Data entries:

..............................

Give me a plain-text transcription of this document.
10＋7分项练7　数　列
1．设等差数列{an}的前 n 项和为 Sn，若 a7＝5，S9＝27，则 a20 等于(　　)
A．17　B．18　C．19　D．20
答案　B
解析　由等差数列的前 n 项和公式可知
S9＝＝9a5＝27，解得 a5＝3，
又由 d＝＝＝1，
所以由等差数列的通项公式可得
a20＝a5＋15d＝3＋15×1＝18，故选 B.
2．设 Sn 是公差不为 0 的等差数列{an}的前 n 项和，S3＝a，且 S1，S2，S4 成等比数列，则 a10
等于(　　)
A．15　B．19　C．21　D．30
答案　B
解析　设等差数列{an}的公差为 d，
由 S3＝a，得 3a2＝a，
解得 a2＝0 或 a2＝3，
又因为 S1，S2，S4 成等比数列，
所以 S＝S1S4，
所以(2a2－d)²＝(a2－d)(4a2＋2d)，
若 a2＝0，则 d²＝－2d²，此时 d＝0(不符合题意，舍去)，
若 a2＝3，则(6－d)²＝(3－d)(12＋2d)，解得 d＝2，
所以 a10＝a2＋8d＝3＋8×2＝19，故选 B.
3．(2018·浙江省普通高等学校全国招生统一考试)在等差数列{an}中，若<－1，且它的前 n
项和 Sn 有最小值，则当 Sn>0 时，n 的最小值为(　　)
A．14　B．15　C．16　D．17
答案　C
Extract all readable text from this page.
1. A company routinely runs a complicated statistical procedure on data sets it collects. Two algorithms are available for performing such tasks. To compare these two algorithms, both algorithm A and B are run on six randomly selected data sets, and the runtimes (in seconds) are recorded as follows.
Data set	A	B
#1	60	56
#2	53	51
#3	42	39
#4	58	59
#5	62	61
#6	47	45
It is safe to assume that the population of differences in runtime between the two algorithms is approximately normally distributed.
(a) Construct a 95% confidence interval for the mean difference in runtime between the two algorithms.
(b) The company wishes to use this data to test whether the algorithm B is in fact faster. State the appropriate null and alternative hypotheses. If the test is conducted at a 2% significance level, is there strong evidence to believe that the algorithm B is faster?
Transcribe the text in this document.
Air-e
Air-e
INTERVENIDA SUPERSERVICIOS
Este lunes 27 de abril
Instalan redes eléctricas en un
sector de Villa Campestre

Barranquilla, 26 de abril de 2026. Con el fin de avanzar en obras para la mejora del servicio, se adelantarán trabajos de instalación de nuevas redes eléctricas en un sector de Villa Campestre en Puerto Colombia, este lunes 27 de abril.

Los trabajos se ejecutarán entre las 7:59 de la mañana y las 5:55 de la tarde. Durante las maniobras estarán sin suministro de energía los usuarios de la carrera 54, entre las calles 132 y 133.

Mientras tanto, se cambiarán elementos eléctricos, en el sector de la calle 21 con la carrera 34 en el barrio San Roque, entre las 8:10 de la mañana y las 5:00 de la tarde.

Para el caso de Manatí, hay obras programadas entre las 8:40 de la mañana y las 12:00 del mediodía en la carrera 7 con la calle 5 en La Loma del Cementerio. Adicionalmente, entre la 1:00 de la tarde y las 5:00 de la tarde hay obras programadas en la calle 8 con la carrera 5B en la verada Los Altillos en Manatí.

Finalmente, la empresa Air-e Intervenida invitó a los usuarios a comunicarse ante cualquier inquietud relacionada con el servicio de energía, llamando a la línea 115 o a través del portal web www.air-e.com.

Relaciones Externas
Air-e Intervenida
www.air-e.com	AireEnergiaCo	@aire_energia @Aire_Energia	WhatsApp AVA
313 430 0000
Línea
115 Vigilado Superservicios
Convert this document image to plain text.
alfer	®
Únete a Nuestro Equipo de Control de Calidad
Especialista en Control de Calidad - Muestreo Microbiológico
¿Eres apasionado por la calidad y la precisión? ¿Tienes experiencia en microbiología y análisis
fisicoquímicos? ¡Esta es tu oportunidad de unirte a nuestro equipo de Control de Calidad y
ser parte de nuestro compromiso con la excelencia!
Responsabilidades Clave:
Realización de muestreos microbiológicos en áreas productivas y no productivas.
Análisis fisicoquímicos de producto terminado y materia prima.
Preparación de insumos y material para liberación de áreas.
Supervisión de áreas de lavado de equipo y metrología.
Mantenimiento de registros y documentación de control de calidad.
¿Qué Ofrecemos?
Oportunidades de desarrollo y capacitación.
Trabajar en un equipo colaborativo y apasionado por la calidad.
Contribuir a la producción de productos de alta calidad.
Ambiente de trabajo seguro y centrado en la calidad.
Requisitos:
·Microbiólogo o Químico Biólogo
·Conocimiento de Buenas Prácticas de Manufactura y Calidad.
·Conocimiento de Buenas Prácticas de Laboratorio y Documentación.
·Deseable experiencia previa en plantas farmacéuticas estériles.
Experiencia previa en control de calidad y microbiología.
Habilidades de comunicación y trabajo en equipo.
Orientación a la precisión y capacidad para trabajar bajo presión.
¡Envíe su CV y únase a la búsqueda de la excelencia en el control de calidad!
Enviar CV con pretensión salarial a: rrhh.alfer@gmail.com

..............................

■ **Aim**:
Extract every entry in the listing word for word.

■ **Output for this task**:
Give me a plain-text transcription of this document.
10＋7分项练7　数　列
1．设等差数列{an}的前 n 项和为 Sn，若 a7＝5，S9＝27，则 a20 等于(　　)
A．17　B．18　C．19　D．20
答案　B
解析　由等差数列的前 n 项和公式可知
S9＝＝9a5＝27，解得 a5＝3，
又由 d＝＝＝1，
所以由等差数列的通项公式可得
a20＝a5＋15d＝3＋15×1＝18，故选 B.
2．设 Sn 是公差不为 0 的等差数列{an}的前 n 项和，S3＝a，且 S1，S2，S4 成等比数列，则 a10
等于(　　)
A．15　B．19　C．21　D．30
答案　B
解析　设等差数列{an}的公差为 d，
由 S3＝a，得 3a2＝a，
解得 a2＝0 或 a2＝3，
又因为 S1，S2，S4 成等比数列，
所以 S＝S1S4，
所以(2a2－d)²＝(a2－d)(4a2＋2d)，
若 a2＝0，则 d²＝－2d²，此时 d＝0(不符合题意，舍去)，
若 a2＝3，则(6－d)²＝(3－d)(12＋2d)，解得 d＝2，
所以 a10＝a2＋8d＝3＋8×2＝19，故选 B.
3．(2018·浙江省普通高等学校全国招生统一考试)在等差数列{an}中，若<－1，且它的前 n
项和 Sn 有最小值，则当 Sn>0 时，n 的最小值为(　　)
A．14　B．15　C．16　D．17
答案　C
Extract all readable text from this page.
1. A company routinely runs a complicated statistical procedure on data sets it collects. Two algorithms are available for performing such tasks. To compare these two algorithms, both algorithm A and B are run on six randomly selected data sets, and the runtimes (in seconds) are recorded as follows.
Data set	A	B
#1	60	56
#2	53	51
#3	42	39
#4	58	59
#5	62	61
#6	47	45
It is safe to assume that the population of differences in runtime between the two algorithms is approximately normally distributed.
(a) Construct a 95% confidence interval for the mean difference in runtime between the two algorithms.
(b) The company wishes to use this data to test whether the algorithm B is in fact faster. State the appropriate null and alternative hypotheses. If the test is conducted at a 2% significance level, is there strong evidence to believe that the algorithm B is faster?
Transcribe the text in this document.
Air-e
Air-e
INTERVENIDA SUPERSERVICIOS
Este lunes 27 de abril
Instalan redes eléctricas en un
sector de Villa Campestre

Barranquilla, 26 de abril de 2026. Con el fin de avanzar en obras para la mejora del servicio, se adelantarán trabajos de instalación de nuevas redes eléctricas en un sector de Villa Campestre en Puerto Colombia, este lunes 27 de abril.

Los trabajos se ejecutarán entre las 7:59 de la mañana y las 5:55 de la tarde. Durante las maniobras estarán sin suministro de energía los usuarios de la carrera 54, entre las calles 132 y 133.

Mientras tanto, se cambiarán elementos eléctricos, en el sector de la calle 21 con la carrera 34 en el barrio San Roque, entre las 8:10 de la mañana y las 5:00 de la tarde.

Para el caso de Manatí, hay obras programadas entre las 8:40 de la mañana y las 12:00 del mediodía en la carrera 7 con la calle 5 en La Loma del Cementerio. Adicionalmente, entre la 1:00 de la tarde y las 5:00 de la tarde hay obras programadas en la calle 8 con la carrera 5B en la verada Los Altillos en Manatí.

Finalmente, la empresa Air-e Intervenida invitó a los usuarios a comunicarse ante cualquier inquietud relacionada con el servicio de energía, llamando a la línea 115 o a través del portal web www.air-e.com.

Relaciones Externas
Air-e Intervenida
www.air-e.com	AireEnergiaCo	@aire_energia @Aire_Energia	WhatsApp AVA
313 430 0000
Línea
115 Vigilado Superservicios
Convert this document image to plain text.
alfer	®
Únete a Nuestro Equipo de Control de Calidad
Especialista en Control de Calidad - Muestreo Microbiológico
¿Eres apasionado por la calidad y la precisión? ¿Tienes experiencia en microbiología y análisis
fisicoquímicos? ¡Esta es tu oportunidad de unirte a nuestro equipo de Control de Calidad y
ser parte de nuestro compromiso con la excelencia!
Responsabilidades Clave:
Realización de muestreos microbiológicos en áreas productivas y no productivas.
Análisis fisicoquímicos de producto terminado y materia prima.
Preparación de insumos y material para liberación de áreas.
Supervisión de áreas de lavado de equipo y metrología.
Mantenimiento de registros y documentación de control de calidad.
¿Qué Ofrecemos?
Oportunidades de desarrollo y capacitación.
Trabajar en un equipo colaborativo y apasionado por la calidad.
Contribuir a la producción de productos de alta calidad.
Ambiente de trabajo seguro y centrado en la calidad.
Requisitos:
·Microbiólogo o Químico Biólogo
·Conocimiento de Buenas Prácticas de Manufactura y Calidad.
·Conocimiento de Buenas Prácticas de Laboratorio y Documentación.
·Deseable experiencia previa en plantas farmacéuticas estériles.
Experiencia previa en control de calidad y microbiología.
Habilidades de comunicación y trabajo en equipo.
Orientación a la precisión y capacidad para trabajar bajo presión.
¡Envíe su CV y únase a la búsqueda de la excelencia en el control de calidad!
Enviar CV con pretensión salarial a: rrhh.alfer@gmail.com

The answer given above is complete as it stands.